### Record set
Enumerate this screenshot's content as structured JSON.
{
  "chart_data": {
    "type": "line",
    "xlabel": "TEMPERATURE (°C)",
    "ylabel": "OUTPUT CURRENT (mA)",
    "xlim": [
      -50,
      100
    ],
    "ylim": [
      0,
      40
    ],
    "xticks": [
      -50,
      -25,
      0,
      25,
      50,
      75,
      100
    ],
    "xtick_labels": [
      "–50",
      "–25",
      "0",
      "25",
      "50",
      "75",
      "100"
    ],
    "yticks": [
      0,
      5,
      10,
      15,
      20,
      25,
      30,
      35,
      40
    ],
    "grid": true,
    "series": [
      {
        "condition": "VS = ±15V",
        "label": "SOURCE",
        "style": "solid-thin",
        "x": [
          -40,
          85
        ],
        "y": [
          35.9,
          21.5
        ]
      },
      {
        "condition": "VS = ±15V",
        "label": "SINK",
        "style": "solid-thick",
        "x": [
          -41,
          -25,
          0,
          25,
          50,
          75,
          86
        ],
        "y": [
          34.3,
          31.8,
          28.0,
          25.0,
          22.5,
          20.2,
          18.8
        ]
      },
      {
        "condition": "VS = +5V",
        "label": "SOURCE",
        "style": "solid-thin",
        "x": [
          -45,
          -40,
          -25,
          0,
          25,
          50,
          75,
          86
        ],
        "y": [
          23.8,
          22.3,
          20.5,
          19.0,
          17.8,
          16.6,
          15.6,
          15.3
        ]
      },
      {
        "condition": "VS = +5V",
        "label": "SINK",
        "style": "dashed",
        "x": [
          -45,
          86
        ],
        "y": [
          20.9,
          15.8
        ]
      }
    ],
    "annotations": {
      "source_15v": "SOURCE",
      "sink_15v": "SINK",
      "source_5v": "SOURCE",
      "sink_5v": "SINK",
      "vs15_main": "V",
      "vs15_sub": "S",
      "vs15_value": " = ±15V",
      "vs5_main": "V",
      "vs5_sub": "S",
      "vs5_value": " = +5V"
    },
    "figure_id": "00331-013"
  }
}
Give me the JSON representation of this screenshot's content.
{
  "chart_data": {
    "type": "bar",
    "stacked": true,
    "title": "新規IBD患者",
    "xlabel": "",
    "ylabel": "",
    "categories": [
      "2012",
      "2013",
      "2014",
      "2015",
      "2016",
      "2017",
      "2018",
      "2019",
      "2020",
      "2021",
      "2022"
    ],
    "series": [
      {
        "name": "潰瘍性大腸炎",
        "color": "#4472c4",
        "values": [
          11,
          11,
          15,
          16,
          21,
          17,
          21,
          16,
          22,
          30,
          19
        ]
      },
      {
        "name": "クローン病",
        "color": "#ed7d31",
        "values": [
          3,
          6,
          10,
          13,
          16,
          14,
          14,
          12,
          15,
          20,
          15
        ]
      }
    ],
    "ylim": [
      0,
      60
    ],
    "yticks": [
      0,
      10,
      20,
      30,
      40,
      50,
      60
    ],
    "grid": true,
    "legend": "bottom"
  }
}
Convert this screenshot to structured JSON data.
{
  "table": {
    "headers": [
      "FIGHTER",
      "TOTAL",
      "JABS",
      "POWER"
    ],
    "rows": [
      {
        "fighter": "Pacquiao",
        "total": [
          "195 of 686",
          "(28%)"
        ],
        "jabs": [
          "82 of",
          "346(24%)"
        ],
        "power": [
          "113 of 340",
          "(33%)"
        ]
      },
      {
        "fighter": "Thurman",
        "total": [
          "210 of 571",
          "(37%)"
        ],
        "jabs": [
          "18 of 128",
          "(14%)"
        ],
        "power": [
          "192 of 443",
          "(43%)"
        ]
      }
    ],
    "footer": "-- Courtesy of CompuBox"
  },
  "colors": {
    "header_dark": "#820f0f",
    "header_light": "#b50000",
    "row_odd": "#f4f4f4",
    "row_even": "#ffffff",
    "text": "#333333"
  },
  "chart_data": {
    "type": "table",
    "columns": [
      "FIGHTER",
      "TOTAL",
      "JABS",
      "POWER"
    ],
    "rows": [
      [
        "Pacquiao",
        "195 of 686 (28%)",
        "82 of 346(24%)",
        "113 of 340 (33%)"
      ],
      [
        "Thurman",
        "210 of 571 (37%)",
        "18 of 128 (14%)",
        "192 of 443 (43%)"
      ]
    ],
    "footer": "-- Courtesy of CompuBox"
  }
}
######
## Instructions to follow:
Return the entries above exactly, each one complete.

## Response below:
Enumerate this screenshot's content as structured JSON.
{
  "chart_data": {
    "type": "line",
    "xlabel": "TEMPERATURE (°C)",
    "ylabel": "OUTPUT CURRENT (mA)",
    "xlim": [
      -50,
      100
    ],
    "ylim": [
      0,
      40
    ],
    "xticks": [
      -50,
      -25,
      0,
      25,
      50,
      75,
      100
    ],
    "xtick_labels": [
      "–50",
      "–25",
      "0",
      "25",
      "50",
      "75",
      "100"
    ],
    "yticks": [
      0,
      5,
      10,
      15,
      20,
      25,
      30,
      35,
      40
    ],
    "grid": true,
    "series": [
      {
        "condition": "VS = ±15V",
        "label": "SOURCE",
        "style": "solid-thin",
        "x": [
          -40,
          85
        ],
        "y": [
          35.9,
          21.5
        ]
      },
      {
        "condition": "VS = ±15V",
        "label": "SINK",
        "style": "solid-thick",
        "x": [
          -41,
          -25,
          0,
          25,
          50,
          75,
          86
        ],
        "y": [
          34.3,
          31.8,
          28.0,
          25.0,
          22.5,
          20.2,
          18.8
        ]
      },
      {
        "condition": "VS = +5V",
        "label": "SOURCE",
        "style": "solid-thin",
        "x": [
          -45,
          -40,
          -25,
          0,
          25,
          50,
          75,
          86
        ],
        "y": [
          23.8,
          22.3,
          20.5,
          19.0,
          17.8,
          16.6,
          15.6,
          15.3
        ]
      },
      {
        "condition": "VS = +5V",
        "label": "SINK",
        "style": "dashed",
        "x": [
          -45,
          86
        ],
        "y": [
          20.9,
          15.8
        ]
      }
    ],
    "annotations": {
      "source_15v": "SOURCE",
      "sink_15v": "SINK",
      "source_5v": "SOURCE",
      "sink_5v": "SINK",
      "vs15_main": "V",
      "vs15_sub": "S",
      "vs15_value": " = ±15V",
      "vs5_main": "V",
      "vs5_sub": "S",
      "vs5_value": " = +5V"
    },
    "figure_id": "00331-013"
  }
}
Give me the JSON representation of this screenshot's content.
{
  "chart_data": {
    "type": "bar",
    "stacked": true,
    "title": "新規IBD患者",
    "xlabel": "",
    "ylabel": "",
    "categories": [
      "2012",
      "2013",
      "2014",
      "2015",
      "2016",
      "2017",
      "2018",
      "2019",
      "2020",
      "2021",
      "2022"
    ],
    "series": [
      {
        "name": "潰瘍性大腸炎",
        "color": "#4472c4",
        "values": [
          11,
          11,
          15,
          16,
          21,
          17,
          21,
          16,
          22,
          30,
          19
        ]
      },
      {
        "name": "クローン病",
        "color": "#ed7d31",
        "values": [
          3,
          6,
          10,
          13,
          16,
          14,
          14,
          12,
          15,
          20,
          15
        ]
      }
    ],
    "ylim": [
      0,
      60
    ],
    "yticks": [
      0,
      10,
      20,
      30,
      40,
      50,
      60
    ],
    "grid": true,
    "legend": "bottom"
  }
}
Convert this screenshot to structured JSON data.
{
  "table": {
    "headers": [
      "FIGHTER",
      "TOTAL",
      "JABS",
      "POWER"
    ],
    "rows": [
      {
        "fighter": "Pacquiao",
        "total": [
          "195 of 686",
          "(28%)"
        ],
        "jabs": [
          "82 of",
          "346(24%)"
        ],
        "power": [
          "113 of 340",
          "(33%)"
        ]
      },
      {
        "fighter": "Thurman",
        "total": [
          "210 of 571",
          "(37%)"
        ],
        "jabs": [
          "18 of 128",
          "(14%)"
        ],
        "power": [
          "192 of 443",
          "(43%)"
        ]
      }
    ],
    "footer": "-- Courtesy of CompuBox"
  },
  "colors": {
    "header_dark": "#820f0f",
    "header_light": "#b50000",
    "row_odd": "#f4f4f4",
    "row_even": "#ffffff",
    "text": "#333333"
  },
  "chart_data": {
    "type": "table",
    "columns": [
      "FIGHTER",
      "TOTAL",
      "JABS",
      "POWER"
    ],
    "rows": [
      [
        "Pacquiao",
        "195 of 686 (28%)",
        "82 of 346(24%)",
        "113 of 340 (33%)"
      ],
      [
        "Thurman",
        "210 of 571 (37%)",
        "18 of 128 (14%)",
        "192 of 443 (43%)"
      ]
    ],
    "footer": "-- Courtesy of CompuBox"
  }
}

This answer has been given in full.